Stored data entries
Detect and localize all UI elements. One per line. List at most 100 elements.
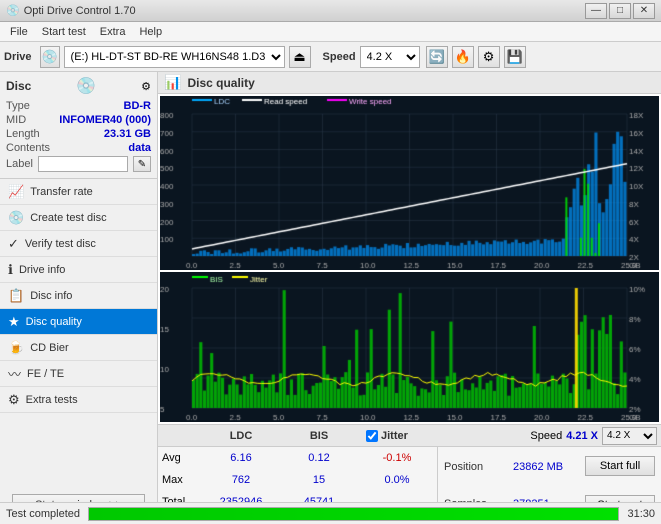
burn-button[interactable]: 🔥 — [452, 46, 474, 68]
nav-label-cd-bier: CD Bier — [30, 342, 69, 354]
disc-config-icon: ⚙ — [141, 80, 151, 93]
progress-bar-fill — [89, 508, 618, 520]
minimize-button[interactable]: — — [585, 3, 607, 19]
max-bis: 15 — [284, 474, 354, 486]
nav-item-drive-info[interactable]: ℹ Drive info — [0, 257, 157, 283]
status-text: Test completed — [6, 508, 80, 520]
nav-item-disc-quality[interactable]: ★ Disc quality — [0, 309, 157, 335]
nav-list: 📈 Transfer rate 💿 Create test disc ✓ Verify t… — [0, 179, 157, 413]
disc-section: Disc 💿 ⚙ Type BD-R MID INFOMER40 (000) L… — [0, 72, 157, 179]
main-content: Disc 💿 ⚙ Type BD-R MID INFOMER40 (000) L… — [0, 72, 661, 524]
ldc-header: LDC — [206, 430, 276, 442]
menu-file[interactable]: File — [4, 25, 34, 39]
nav-icon-disc-info: 📋 — [8, 288, 24, 304]
chart-header: 📊 Disc quality — [158, 72, 661, 94]
nav-item-create-test-disc[interactable]: 💿 Create test disc — [0, 205, 157, 231]
save-button[interactable]: 💾 — [504, 46, 526, 68]
nav-icon-extra-tests: ⚙ — [8, 392, 20, 408]
upper-chart — [160, 96, 659, 270]
nav-item-verify-test-disc[interactable]: ✓ Verify test disc — [0, 231, 157, 257]
disc-section-title: Disc — [6, 79, 31, 93]
speed-col-label: Speed — [530, 430, 562, 442]
nav-icon-fe-te: 〰 — [8, 364, 21, 383]
avg-row: Avg 6.16 0.12 -0.1% — [158, 447, 437, 469]
upper-canvas — [160, 96, 659, 270]
maximize-button[interactable]: □ — [609, 3, 631, 19]
nav-icon-cd-bier: 🍺 — [8, 340, 24, 356]
nav-label-disc-quality: Disc quality — [26, 316, 82, 328]
statusbar: Test completed 31:30 — [0, 502, 661, 524]
label-edit-button[interactable]: ✎ — [133, 156, 151, 172]
refresh-button[interactable]: 🔄 — [426, 46, 448, 68]
label-input[interactable] — [38, 156, 128, 172]
nav-item-fe-te[interactable]: 〰 FE / TE — [0, 361, 157, 387]
position-row: Position 23862 MB — [444, 461, 573, 473]
titlebar: 💿 Opti Drive Control 1.70 — □ ✕ — [0, 0, 661, 22]
speed-col-val: 4.21 X — [566, 430, 598, 442]
contents-label: Contents — [6, 142, 50, 154]
avg-bis: 0.12 — [284, 452, 354, 464]
speed-label: Speed — [323, 51, 356, 63]
menu-extra[interactable]: Extra — [94, 25, 132, 39]
nav-icon-transfer-rate: 📈 — [8, 184, 24, 200]
drive-label: Drive — [4, 51, 32, 63]
nav-item-extra-tests[interactable]: ⚙ Extra tests — [0, 387, 157, 413]
window-controls: — □ ✕ — [585, 3, 655, 19]
max-jitter: 0.0% — [362, 474, 432, 486]
lower-canvas — [160, 272, 659, 422]
nav-icon-disc-quality: ★ — [8, 314, 20, 330]
chart-icon: 📊 — [164, 74, 181, 91]
app-title: 💿 Opti Drive Control 1.70 — [6, 4, 136, 17]
nav-label-disc-info: Disc info — [30, 290, 72, 302]
close-button[interactable]: ✕ — [633, 3, 655, 19]
nav-label-verify-test-disc: Verify test disc — [25, 238, 96, 250]
drive-toolbar: Drive 💿 (E:) HL-DT-ST BD-RE WH16NS48 1.D… — [0, 42, 661, 72]
settings-button[interactable]: ⚙ — [478, 46, 500, 68]
jitter-checkbox[interactable] — [366, 430, 378, 442]
start-full-button[interactable]: Start full — [585, 456, 655, 476]
eject-button[interactable]: ⏏ — [289, 46, 311, 68]
max-row: Max 762 15 0.0% — [158, 469, 437, 491]
drive-icon-btn: 💿 — [40, 46, 60, 68]
nav-icon-verify-test-disc: ✓ — [8, 236, 19, 252]
drive-select[interactable]: (E:) HL-DT-ST BD-RE WH16NS48 1.D3 — [64, 46, 285, 68]
menu-start-test[interactable]: Start test — [36, 25, 92, 39]
nav-item-disc-info[interactable]: 📋 Disc info — [0, 283, 157, 309]
max-ldc: 762 — [206, 474, 276, 486]
type-label: Type — [6, 100, 30, 112]
contents-value: data — [128, 142, 151, 154]
length-label: Length — [6, 128, 40, 140]
bis-header: BIS — [284, 430, 354, 442]
nav-label-create-test-disc: Create test disc — [30, 212, 106, 224]
chart-title: Disc quality — [187, 76, 254, 90]
nav-icon-create-test-disc: 💿 — [8, 210, 24, 226]
avg-label: Avg — [162, 452, 198, 464]
type-value: BD-R — [124, 100, 152, 112]
nav-label-fe-te: FE / TE — [27, 368, 64, 380]
avg-jitter: -0.1% — [362, 452, 432, 464]
nav-label-extra-tests: Extra tests — [26, 394, 78, 406]
nav-icon-drive-info: ℹ — [8, 262, 13, 278]
lower-chart — [160, 272, 659, 422]
stats-header-row: LDC BIS Jitter Speed 4.21 X 4.2 X — [158, 425, 661, 447]
menu-help[interactable]: Help — [133, 25, 168, 39]
progress-bar-container — [88, 507, 619, 521]
mid-value: INFOMER40 (000) — [59, 114, 151, 126]
status-time: 31:30 — [627, 508, 655, 520]
length-value: 23.31 GB — [104, 128, 151, 140]
position-label: Position — [444, 461, 509, 473]
nav-item-transfer-rate[interactable]: 📈 Transfer rate — [0, 179, 157, 205]
speed-select[interactable]: 4.2 X — [360, 46, 420, 68]
right-panel: 📊 Disc quality LDC BIS Jitter — [158, 72, 661, 524]
nav-label-transfer-rate: Transfer rate — [30, 186, 93, 198]
max-label: Max — [162, 474, 198, 486]
nav-label-drive-info: Drive info — [19, 264, 65, 276]
charts-wrapper — [158, 94, 661, 424]
app-icon: 💿 — [6, 4, 20, 17]
label-label: Label — [6, 158, 33, 170]
disc-icon: 💿 — [76, 76, 96, 96]
position-val: 23862 MB — [513, 461, 573, 473]
nav-item-cd-bier[interactable]: 🍺 CD Bier — [0, 335, 157, 361]
avg-ldc: 6.16 — [206, 452, 276, 464]
speed-stat-select[interactable]: 4.2 X — [602, 427, 657, 445]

**INSTRUCTIONS FOR THE TASK**
Rewrite the material above as a JSON list of strings, one per line and leaving out blank lines, from the line containing "burn-button[interactable]: 🔥 —" to the line containing "nav-item-drive-info[interactable]: ℹ Drive", both lines included.

**REPLY**
[
  "burn-button[interactable]: 🔥 — [452, 46, 474, 68]",
  "nav-label-cd-bier: CD Bier — [30, 342, 69, 354]",
  "disc-config-icon: ⚙ — [141, 80, 151, 93]",
  "progress-bar-fill — [89, 508, 618, 520]",
  "minimize-button[interactable]: — — [585, 3, 607, 19]",
  "max-bis: 15 — [284, 474, 354, 486]",
  "nav-item-drive-info[interactable]: ℹ Drive info — [0, 257, 157, 283]"
]